**Exercise goal:**
Restate every entry word for word.

**Dataset excerpts:**
....
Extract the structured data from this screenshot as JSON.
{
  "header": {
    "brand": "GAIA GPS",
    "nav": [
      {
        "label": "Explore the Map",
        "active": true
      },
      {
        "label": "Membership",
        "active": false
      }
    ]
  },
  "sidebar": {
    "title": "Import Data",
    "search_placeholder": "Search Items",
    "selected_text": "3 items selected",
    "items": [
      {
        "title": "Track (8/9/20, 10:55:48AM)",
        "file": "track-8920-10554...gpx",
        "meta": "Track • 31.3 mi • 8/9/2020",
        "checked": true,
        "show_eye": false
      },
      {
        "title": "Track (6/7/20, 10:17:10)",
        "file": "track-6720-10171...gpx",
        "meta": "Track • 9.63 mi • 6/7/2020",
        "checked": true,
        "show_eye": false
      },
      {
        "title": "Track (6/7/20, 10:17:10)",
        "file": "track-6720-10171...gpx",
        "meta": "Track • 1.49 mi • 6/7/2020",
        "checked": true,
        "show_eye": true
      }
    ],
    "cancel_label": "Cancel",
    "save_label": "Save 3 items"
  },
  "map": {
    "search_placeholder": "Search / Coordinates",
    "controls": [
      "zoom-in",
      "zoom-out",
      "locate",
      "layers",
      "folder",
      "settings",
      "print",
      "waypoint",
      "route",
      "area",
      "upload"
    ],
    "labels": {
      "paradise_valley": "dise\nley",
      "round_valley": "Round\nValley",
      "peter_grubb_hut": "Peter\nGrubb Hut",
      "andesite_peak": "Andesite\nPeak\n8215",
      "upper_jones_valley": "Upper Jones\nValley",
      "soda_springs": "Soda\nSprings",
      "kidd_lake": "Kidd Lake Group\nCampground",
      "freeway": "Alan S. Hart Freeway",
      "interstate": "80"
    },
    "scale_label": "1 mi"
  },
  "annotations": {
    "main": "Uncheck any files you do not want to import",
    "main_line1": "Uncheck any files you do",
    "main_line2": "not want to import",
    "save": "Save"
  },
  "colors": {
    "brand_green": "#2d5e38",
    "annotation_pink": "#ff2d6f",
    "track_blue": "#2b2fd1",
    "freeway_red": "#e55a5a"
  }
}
....
**Full answer:**
Extract the structured data from this screenshot as JSON.
{
  "header": {
    "brand": "GAIA GPS",
    "nav": [
      {
        "label": "Explore the Map",
        "active": true
      },
      {
        "label": "Membership",
        "active": false
      }
    ]
  },
  "sidebar": {
    "title": "Import Data",
    "search_placeholder": "Search Items",
    "selected_text": "3 items selected",
    "items": [
      {
        "title": "Track (8/9/20, 10:55:48AM)",
        "file": "track-8920-10554...gpx",
        "meta": "Track • 31.3 mi • 8/9/2020",
        "checked": true,
        "show_eye": false
      },
      {
        "title": "Track (6/7/20, 10:17:10)",
        "file": "track-6720-10171...gpx",
        "meta": "Track • 9.63 mi • 6/7/2020",
        "checked": true,
        "show_eye": false
      },
      {
        "title": "Track (6/7/20, 10:17:10)",
        "file": "track-6720-10171...gpx",
        "meta": "Track • 1.49 mi • 6/7/2020",
        "checked": true,
        "show_eye": true
      }
    ],
    "cancel_label": "Cancel",
    "save_label": "Save 3 items"
  },
  "map": {
    "search_placeholder": "Search / Coordinates",
    "controls": [
      "zoom-in",
      "zoom-out",
      "locate",
      "layers",
      "folder",
      "settings",
      "print",
      "waypoint",
      "route",
      "area",
      "upload"
    ],
    "labels": {
      "paradise_valley": "dise\nley",
      "round_valley": "Round\nValley",
      "peter_grubb_hut": "Peter\nGrubb Hut",
      "andesite_peak": "Andesite\nPeak\n8215",
      "upper_jones_valley": "Upper Jones\nValley",
      "soda_springs": "Soda\nSprings",
      "kidd_lake": "Kidd Lake Group\nCampground",
      "freeway": "Alan S. Hart Freeway",
      "interstate": "80"
    },
    "scale_label": "1 mi"
  },
  "annotations": {
    "main": "Uncheck any files you do not want to import",
    "main_line1": "Uncheck any files you do",
    "main_line2": "not want to import",
    "save": "Save"
  },
  "colors": {
    "brand_green": "#2d5e38",
    "annotation_pink": "#ff2d6f",
    "track_blue": "#2b2fd1",
    "freeway_red": "#e55a5a"
  }
}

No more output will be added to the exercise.